* [Short task]: Each entry below must be repeated exactly, with pictures left out.

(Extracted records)
— begin —

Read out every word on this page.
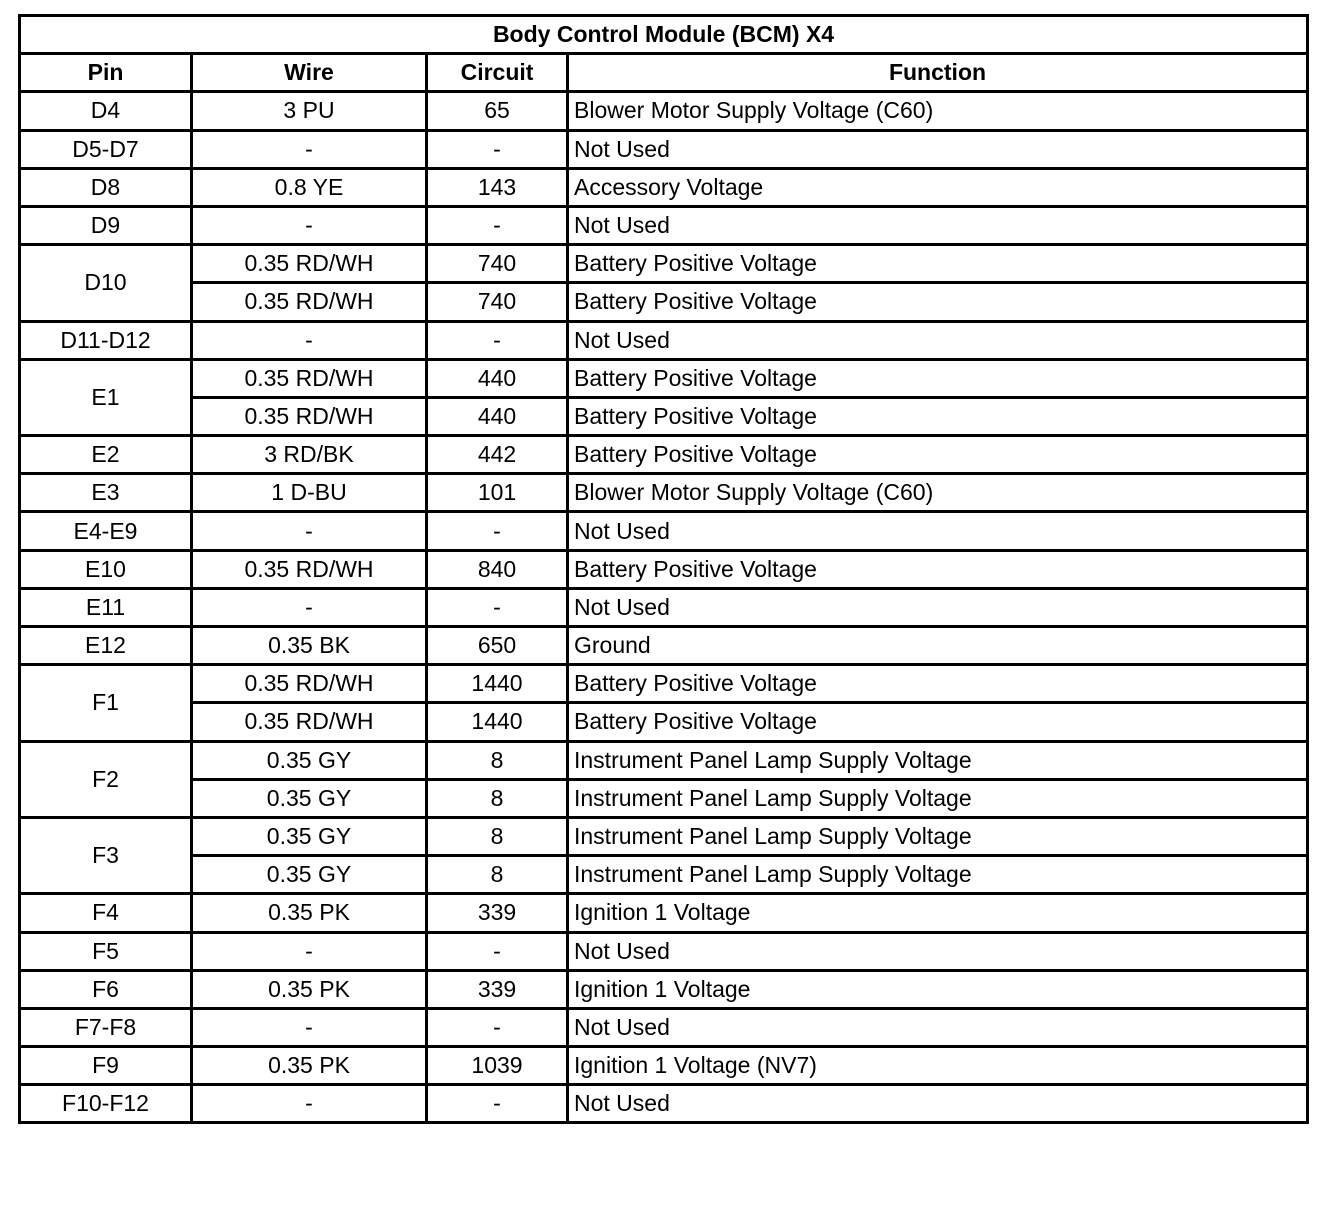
Body Control Module (BCM) X4			
Pin	Wire	Circuit	Function
D4	3 PU	65	Blower Motor Supply Voltage (C60)
D5-D7	-	-	Not Used
D8	0.8 YE	143	Accessory Voltage
D9	-	-	Not Used
D10	0.35 RD/WH	740	Battery Positive Voltage
	0.35 RD/WH	740	Battery Positive Voltage
D11-D12	-	-	Not Used
E1	0.35 RD/WH	440	Battery Positive Voltage
	0.35 RD/WH	440	Battery Positive Voltage
E2	3 RD/BK	442	Battery Positive Voltage
E3	1 D-BU	101	Blower Motor Supply Voltage (C60)
E4-E9	-	-	Not Used
E10	0.35 RD/WH	840	Battery Positive Voltage
E11	-	-	Not Used
E12	0.35 BK	650	Ground
F1	0.35 RD/WH	1440	Battery Positive Voltage
	0.35 RD/WH	1440	Battery Positive Voltage
F2	0.35 GY	8	Instrument Panel Lamp Supply Voltage
	0.35 GY	8	Instrument Panel Lamp Supply Voltage
F3	0.35 GY	8	Instrument Panel Lamp Supply Voltage
	0.35 GY	8	Instrument Panel Lamp Supply Voltage
F4	0.35 PK	339	Ignition 1 Voltage
F5	-	-	Not Used
F6	0.35 PK	339	Ignition 1 Voltage
F7-F8	-	-	Not Used
F9	0.35 PK	1039	Ignition 1 Voltage (NV7)
F10-F12	-	-	Not Used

— end —

* [Expected answer]:
Read out every word on this page.
Body Control Module (BCM) X4			
Pin	Wire	Circuit	Function
D4	3 PU	65	Blower Motor Supply Voltage (C60)
D5-D7	-	-	Not Used
D8	0.8 YE	143	Accessory Voltage
D9	-	-	Not Used
D10	0.35 RD/WH	740	Battery Positive Voltage
	0.35 RD/WH	740	Battery Positive Voltage
D11-D12	-	-	Not Used
E1	0.35 RD/WH	440	Battery Positive Voltage
	0.35 RD/WH	440	Battery Positive Voltage
E2	3 RD/BK	442	Battery Positive Voltage
E3	1 D-BU	101	Blower Motor Supply Voltage (C60)
E4-E9	-	-	Not Used
E10	0.35 RD/WH	840	Battery Positive Voltage
E11	-	-	Not Used
E12	0.35 BK	650	Ground
F1	0.35 RD/WH	1440	Battery Positive Voltage
	0.35 RD/WH	1440	Battery Positive Voltage
F2	0.35 GY	8	Instrument Panel Lamp Supply Voltage
	0.35 GY	8	Instrument Panel Lamp Supply Voltage
F3	0.35 GY	8	Instrument Panel Lamp Supply Voltage
	0.35 GY	8	Instrument Panel Lamp Supply Voltage
F4	0.35 PK	339	Ignition 1 Voltage
F5	-	-	Not Used
F6	0.35 PK	339	Ignition 1 Voltage
F7-F8	-	-	Not Used
F9	0.35 PK	1039	Ignition 1 Voltage (NV7)
F10-F12	-	-	Not Used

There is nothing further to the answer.